### Written request
All of the data below should be written out exactly.

********

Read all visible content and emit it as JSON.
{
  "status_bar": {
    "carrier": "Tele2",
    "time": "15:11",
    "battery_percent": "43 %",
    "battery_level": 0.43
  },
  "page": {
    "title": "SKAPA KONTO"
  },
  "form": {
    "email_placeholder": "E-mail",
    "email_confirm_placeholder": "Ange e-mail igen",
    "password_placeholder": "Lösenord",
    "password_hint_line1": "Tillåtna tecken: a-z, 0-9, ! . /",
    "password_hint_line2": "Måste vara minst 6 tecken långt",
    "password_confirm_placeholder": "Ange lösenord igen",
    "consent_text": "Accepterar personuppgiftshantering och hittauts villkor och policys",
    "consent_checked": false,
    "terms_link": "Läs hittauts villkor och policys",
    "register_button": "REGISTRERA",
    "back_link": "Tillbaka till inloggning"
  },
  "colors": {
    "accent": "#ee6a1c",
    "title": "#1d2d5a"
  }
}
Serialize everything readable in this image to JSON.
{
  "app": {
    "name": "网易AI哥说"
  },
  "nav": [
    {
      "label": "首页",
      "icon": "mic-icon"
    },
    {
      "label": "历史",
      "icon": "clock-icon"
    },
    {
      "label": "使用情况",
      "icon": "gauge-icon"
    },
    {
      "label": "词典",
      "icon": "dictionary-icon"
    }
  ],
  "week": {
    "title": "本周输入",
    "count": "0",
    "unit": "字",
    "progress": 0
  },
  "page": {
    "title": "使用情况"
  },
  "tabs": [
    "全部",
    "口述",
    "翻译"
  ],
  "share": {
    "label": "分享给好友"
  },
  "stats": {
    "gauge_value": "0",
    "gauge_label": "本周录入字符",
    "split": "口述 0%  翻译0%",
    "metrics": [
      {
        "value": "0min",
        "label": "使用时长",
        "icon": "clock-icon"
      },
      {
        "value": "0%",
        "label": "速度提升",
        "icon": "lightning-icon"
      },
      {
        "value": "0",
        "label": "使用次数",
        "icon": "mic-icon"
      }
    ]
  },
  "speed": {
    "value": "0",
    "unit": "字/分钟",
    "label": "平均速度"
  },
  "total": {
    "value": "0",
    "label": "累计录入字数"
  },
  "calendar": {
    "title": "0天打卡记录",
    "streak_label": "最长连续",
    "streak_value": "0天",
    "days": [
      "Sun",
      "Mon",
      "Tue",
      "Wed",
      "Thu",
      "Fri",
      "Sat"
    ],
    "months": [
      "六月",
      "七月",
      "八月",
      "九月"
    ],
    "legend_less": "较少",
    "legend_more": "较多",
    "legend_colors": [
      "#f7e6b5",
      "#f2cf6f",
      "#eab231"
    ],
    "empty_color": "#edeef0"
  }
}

********

### Task response
Read all visible content and emit it as JSON.
{
  "status_bar": {
    "carrier": "Tele2",
    "time": "15:11",
    "battery_percent": "43 %",
    "battery_level": 0.43
  },
  "page": {
    "title": "SKAPA KONTO"
  },
  "form": {
    "email_placeholder": "E-mail",
    "email_confirm_placeholder": "Ange e-mail igen",
    "password_placeholder": "Lösenord",
    "password_hint_line1": "Tillåtna tecken: a-z, 0-9, ! . /",
    "password_hint_line2": "Måste vara minst 6 tecken långt",
    "password_confirm_placeholder": "Ange lösenord igen",
    "consent_text": "Accepterar personuppgiftshantering och hittauts villkor och policys",
    "consent_checked": false,
    "terms_link": "Läs hittauts villkor och policys",
    "register_button": "REGISTRERA",
    "back_link": "Tillbaka till inloggning"
  },
  "colors": {
    "accent": "#ee6a1c",
    "title": "#1d2d5a"
  }
}
Serialize everything readable in this image to JSON.
{
  "app": {
    "name": "网易AI哥说"
  },
  "nav": [
    {
      "label": "首页",
      "icon": "mic-icon"
    },
    {
      "label": "历史",
      "icon": "clock-icon"
    },
    {
      "label": "使用情况",
      "icon": "gauge-icon"
    },
    {
      "label": "词典",
      "icon": "dictionary-icon"
    }
  ],
  "week": {
    "title": "本周输入",
    "count": "0",
    "unit": "字",
    "progress": 0
  },
  "page": {
    "title": "使用情况"
  },
  "tabs": [
    "全部",
    "口述",
    "翻译"
  ],
  "share": {
    "label": "分享给好友"
  },
  "stats": {
    "gauge_value": "0",
    "gauge_label": "本周录入字符",
    "split": "口述 0%  翻译0%",
    "metrics": [
      {
        "value": "0min",
        "label": "使用时长",
        "icon": "clock-icon"
      },
      {
        "value": "0%",
        "label": "速度提升",
        "icon": "lightning-icon"
      },
      {
        "value": "0",
        "label": "使用次数",
        "icon": "mic-icon"
      }
    ]
  },
  "speed": {
    "value": "0",
    "unit": "字/分钟",
    "label": "平均速度"
  },
  "total": {
    "value": "0",
    "label": "累计录入字数"
  },
  "calendar": {
    "title": "0天打卡记录",
    "streak_label": "最长连续",
    "streak_value": "0天",
    "days": [
      "Sun",
      "Mon",
      "Tue",
      "Wed",
      "Thu",
      "Fri",
      "Sat"
    ],
    "months": [
      "六月",
      "七月",
      "八月",
      "九月"
    ],
    "legend_less": "较少",
    "legend_more": "较多",
    "legend_colors": [
      "#f7e6b5",
      "#f2cf6f",
      "#eab231"
    ],
    "empty_color": "#edeef0"
  }
}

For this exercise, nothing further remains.